Questões propostas:
1) Segundo o texto, em que condição diz Paulo Morgado que conseguimos ser efetivos nos cuidados que prestamos?
2) Transcreva do texto o trecho que vai de "Em foco esteve" até "do sistema privado.".

Texto:
+ + + +

Sobre a melhor abordagem ao doente, o gastrenterologista defendeu uma medicina personalizada, "dedicada à pessoa que faz parte de um determinado meio, família, profissão, comunidade ideológica", com o cuidado de "olharmos primeiro para nós próprios e garantirmos que estamos com uma boa estrutura mental, humana, e que sabemos qual é a nossa vocação".

Em foco esteve também a pressão do tempo e crescente utilização dos computadores por parte dos profissionais de saúde, defendendo Paulo Morgado que "só conseguimos ser efetivos nos cuidados que prestamos se tivermos tempo". "O contacto olhos nos olhos com o doente muitas vezes é fugidio ou quase inexistente", uma pressão, na sua opinião, que "acontece ao nível do sistema público, mas também do sistema privado.

São projetos de proximidade como os que temos no Algarve que nos animam neste caminho que sabemos que nunca terá fim. Paulo Morgado
Presidente do Conselho Diretivo da Administração Regional de Saúde do Algarve (ARSA)

+ + + +

Dados fornecidos:
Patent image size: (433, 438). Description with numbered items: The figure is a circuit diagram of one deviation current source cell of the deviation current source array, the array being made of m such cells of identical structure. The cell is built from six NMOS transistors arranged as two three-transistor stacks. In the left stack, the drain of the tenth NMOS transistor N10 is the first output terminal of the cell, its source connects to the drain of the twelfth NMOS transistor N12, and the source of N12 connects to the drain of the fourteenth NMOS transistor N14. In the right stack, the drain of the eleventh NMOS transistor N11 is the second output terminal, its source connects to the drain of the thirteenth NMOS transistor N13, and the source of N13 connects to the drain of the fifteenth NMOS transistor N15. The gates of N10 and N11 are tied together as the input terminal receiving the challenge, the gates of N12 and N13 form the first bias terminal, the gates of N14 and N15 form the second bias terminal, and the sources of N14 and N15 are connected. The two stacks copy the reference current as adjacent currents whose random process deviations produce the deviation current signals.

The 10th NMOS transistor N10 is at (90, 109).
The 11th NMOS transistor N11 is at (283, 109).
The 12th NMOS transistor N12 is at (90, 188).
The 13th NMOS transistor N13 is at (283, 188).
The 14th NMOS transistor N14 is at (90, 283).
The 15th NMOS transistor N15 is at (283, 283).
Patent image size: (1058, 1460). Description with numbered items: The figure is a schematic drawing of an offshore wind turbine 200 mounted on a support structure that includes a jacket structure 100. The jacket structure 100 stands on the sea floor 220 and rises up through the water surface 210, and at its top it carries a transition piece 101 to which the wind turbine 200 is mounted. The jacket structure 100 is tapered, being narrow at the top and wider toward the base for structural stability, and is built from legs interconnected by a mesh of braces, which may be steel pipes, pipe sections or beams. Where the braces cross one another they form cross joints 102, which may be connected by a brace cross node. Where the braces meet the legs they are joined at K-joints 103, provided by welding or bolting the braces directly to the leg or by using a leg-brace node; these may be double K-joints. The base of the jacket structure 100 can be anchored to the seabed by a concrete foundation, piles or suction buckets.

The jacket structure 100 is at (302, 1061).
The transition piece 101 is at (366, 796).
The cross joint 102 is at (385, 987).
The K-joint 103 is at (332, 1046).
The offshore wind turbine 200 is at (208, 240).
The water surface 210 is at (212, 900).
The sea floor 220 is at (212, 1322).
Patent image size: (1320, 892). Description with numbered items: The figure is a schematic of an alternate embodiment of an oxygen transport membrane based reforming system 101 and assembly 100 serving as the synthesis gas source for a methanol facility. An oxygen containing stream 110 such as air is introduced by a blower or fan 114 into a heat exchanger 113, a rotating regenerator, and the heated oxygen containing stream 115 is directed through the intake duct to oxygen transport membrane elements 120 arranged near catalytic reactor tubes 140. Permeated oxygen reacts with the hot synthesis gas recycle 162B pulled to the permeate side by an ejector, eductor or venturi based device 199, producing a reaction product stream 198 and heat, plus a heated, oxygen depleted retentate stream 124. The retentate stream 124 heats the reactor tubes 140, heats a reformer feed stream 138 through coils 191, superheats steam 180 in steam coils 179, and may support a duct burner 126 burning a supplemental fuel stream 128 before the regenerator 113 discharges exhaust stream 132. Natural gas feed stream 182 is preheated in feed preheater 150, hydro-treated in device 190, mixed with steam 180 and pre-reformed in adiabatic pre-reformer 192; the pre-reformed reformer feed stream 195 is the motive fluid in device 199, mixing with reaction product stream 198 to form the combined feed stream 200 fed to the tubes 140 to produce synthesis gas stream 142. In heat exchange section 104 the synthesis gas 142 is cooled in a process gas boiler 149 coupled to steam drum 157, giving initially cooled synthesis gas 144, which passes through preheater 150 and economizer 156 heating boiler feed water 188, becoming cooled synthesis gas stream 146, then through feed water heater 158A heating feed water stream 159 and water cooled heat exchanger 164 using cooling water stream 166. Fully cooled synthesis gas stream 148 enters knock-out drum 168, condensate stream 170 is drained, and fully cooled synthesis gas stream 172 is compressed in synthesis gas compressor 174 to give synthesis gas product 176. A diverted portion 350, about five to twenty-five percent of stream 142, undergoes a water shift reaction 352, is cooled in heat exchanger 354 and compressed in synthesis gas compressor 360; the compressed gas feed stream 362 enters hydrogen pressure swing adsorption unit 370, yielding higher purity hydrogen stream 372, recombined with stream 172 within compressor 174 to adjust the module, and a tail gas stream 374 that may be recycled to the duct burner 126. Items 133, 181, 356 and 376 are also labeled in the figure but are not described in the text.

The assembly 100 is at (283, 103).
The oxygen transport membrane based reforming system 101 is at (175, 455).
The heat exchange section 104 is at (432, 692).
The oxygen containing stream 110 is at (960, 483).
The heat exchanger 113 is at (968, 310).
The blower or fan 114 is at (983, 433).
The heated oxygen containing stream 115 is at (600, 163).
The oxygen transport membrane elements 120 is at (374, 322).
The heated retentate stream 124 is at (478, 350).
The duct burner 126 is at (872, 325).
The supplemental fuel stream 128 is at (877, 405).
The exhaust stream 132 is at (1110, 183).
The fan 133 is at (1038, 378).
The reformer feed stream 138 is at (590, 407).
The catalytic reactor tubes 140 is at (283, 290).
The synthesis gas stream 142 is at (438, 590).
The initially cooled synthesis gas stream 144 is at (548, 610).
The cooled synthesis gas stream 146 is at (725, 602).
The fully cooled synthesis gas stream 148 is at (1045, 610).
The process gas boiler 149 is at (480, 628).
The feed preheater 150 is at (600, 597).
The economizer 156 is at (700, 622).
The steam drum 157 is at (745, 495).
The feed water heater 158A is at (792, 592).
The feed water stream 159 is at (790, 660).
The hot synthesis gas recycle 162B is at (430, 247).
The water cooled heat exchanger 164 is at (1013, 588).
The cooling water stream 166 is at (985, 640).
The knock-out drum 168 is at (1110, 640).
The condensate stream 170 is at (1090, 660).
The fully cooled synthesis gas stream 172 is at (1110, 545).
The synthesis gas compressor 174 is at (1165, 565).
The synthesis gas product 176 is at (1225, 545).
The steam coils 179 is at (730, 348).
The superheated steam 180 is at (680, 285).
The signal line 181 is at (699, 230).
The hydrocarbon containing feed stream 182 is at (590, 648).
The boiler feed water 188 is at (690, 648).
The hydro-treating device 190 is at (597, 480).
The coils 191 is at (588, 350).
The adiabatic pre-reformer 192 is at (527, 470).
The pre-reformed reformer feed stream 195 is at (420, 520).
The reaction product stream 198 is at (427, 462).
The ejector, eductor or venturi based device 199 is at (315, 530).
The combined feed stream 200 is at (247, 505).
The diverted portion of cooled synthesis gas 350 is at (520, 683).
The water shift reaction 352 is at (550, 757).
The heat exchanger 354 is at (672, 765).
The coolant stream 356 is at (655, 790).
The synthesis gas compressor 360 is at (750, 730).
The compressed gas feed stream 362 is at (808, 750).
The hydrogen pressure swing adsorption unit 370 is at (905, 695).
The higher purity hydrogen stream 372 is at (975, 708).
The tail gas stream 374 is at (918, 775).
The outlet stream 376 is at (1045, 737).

+ + + +

Lista de respostas:
1) Só se tivermos tempo.

2)
Em foco esteve também a pressão do tempo e crescente utilização dos computadores por parte dos profissionais de saúde, defendendo Paulo Morgado que "só conseguimos ser efetivos nos cuidados que prestamos se tivermos tempo". "O contacto olhos nos olhos com o doente muitas vezes é fugidio ou quase inexistente", uma pressão, na sua opinião, que "acontece ao nível do sistema público, mas também do sistema privado.